- Task to complete -
Extend the archived article about closed Republican caucuses in the Utah Legislature, starting right after its last sentence.

- Text shown -
:::::

This is an archived article that was published on sltrib.com in 2015, and information in the article may be outdated. It is provided only for personal research purposes and may not be reprinted.

Republicans in the Utah Legislature have to come to grips with their success. In this reddest of red states, voters have given the GOP a "supermajority" in both houses of the Legislature, meaning the party has the numbers to override a veto by the governor, who is also a Republican.

That has earned the GOP the driver's seat in Utah, but it hasn't earned them the right to hide what they're doing.

On Tuesday, attorneys for the Utah Media Coalition ­— a group of most news organizations in the state, including The Salt Lake Tribune — sent a letter to the leaders in both houses saying their closed party caucuses violate the spirit if not the letter of the state's open meetings law. That law says that if a government body meets to make decisions, they need to tell people they're doing that and let them in to see it.

:::::

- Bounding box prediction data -
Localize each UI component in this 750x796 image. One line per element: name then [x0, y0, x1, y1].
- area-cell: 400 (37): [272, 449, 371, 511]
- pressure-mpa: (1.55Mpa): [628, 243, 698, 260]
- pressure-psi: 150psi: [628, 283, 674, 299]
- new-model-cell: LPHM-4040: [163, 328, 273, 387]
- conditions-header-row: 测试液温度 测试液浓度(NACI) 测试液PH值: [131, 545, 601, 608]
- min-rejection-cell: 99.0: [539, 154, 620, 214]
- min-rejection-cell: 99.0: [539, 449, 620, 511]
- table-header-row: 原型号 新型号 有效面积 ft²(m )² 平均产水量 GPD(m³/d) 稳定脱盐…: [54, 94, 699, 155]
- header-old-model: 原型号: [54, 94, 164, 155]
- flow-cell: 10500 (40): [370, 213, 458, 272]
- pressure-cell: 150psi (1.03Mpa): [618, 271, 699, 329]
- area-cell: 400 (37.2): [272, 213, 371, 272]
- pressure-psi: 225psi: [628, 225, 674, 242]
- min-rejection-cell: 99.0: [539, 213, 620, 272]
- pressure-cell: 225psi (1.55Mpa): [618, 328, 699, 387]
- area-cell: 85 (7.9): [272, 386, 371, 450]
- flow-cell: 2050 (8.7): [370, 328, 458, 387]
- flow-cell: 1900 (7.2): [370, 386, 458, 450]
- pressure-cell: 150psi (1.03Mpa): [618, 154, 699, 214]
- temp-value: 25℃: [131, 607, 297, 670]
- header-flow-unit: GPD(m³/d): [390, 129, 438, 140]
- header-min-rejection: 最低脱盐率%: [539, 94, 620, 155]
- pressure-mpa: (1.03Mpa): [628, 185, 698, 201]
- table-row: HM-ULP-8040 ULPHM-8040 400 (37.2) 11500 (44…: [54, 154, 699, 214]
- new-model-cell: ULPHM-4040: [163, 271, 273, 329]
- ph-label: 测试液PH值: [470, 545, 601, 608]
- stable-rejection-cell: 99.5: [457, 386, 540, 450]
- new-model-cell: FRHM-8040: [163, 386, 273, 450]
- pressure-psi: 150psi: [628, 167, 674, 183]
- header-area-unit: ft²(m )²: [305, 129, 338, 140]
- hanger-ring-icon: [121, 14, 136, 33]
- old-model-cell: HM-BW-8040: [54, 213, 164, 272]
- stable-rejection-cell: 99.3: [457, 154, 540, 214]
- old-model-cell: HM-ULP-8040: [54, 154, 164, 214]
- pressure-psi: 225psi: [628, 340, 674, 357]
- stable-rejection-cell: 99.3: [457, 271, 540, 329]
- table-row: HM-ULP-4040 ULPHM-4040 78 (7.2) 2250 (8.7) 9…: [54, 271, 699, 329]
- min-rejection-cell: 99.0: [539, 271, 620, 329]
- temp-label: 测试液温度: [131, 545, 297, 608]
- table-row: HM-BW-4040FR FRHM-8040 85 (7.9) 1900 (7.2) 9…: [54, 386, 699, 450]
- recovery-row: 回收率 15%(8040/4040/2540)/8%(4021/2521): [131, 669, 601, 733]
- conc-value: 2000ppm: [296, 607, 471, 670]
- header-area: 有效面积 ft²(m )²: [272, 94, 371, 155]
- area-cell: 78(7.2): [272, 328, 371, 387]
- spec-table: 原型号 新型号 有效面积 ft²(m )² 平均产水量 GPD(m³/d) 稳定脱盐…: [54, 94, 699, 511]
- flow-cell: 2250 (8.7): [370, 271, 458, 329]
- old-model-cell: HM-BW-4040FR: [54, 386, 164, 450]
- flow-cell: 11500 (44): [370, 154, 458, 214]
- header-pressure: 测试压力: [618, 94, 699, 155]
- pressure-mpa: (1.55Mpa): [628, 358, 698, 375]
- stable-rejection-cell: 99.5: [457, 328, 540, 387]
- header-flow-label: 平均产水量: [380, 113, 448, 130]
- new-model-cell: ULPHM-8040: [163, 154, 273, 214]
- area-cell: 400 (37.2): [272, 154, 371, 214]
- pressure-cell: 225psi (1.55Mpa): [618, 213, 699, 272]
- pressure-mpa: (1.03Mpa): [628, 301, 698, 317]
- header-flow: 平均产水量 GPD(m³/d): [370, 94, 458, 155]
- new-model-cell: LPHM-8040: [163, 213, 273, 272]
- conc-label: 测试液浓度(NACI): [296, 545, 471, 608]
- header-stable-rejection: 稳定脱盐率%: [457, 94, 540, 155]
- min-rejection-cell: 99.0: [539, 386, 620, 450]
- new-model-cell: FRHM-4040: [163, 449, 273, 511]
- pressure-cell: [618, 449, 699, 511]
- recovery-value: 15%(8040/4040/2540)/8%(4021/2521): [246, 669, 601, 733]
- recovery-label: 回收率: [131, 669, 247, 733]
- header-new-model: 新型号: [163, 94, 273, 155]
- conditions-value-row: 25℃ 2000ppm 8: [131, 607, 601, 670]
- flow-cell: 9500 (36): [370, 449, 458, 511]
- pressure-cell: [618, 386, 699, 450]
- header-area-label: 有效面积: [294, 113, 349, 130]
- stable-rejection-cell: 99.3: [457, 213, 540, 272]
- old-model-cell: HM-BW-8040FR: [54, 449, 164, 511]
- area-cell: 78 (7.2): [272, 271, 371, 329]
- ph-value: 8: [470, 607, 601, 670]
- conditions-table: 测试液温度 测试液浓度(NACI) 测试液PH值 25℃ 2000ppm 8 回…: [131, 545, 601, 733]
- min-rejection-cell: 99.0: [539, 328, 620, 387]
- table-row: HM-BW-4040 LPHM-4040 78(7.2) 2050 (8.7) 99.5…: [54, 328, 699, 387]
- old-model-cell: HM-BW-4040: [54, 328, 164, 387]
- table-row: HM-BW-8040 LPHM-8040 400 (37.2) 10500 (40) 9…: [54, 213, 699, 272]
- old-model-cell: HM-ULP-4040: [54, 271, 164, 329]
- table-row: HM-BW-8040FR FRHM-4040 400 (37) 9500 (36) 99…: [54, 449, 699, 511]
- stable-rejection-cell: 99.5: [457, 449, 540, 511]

:::::

- Answer section -
But the law has one loophole. It allows party members of such a government body to gather privately to plan strategy, a reasonable exemption if we were fully functioning two-party state.

Instead, the loophole lets the GOP supermajorities meet to discuss more than just strategy. They can essentially decide everything out of the public's view, and then rubberstamp it in open session later. The public is denied both the debate of what their elected leaders want to do with their tax money and the ability to see how their own individual legislators voted.

The low point in this private lawmaking came this year when Rep. Greg Hughes, speaker of Utah House of Representatives, twice refused to consider plans for expanding Medicaid in open session after polls had shown a majority of Utahns favored it. (In fact, it was supported by the health care and health insurance industries, LDS Church, the chambers of commerce and just about every sub-group of Utahns except perhaps the state's 2,500 GOP delegates.)

Despite that, the straw polls of GOP legislators in closed caucuses apparently were not even close. If the speaker had chosen to take them to the floor, they would have been over and done with in less than an afternoon. It's highly unlikely a public vote would have a different outcome, but at least we'd know what happened.

The legislators, of course, say secrecy leads to good government, and they want you to trust them on that.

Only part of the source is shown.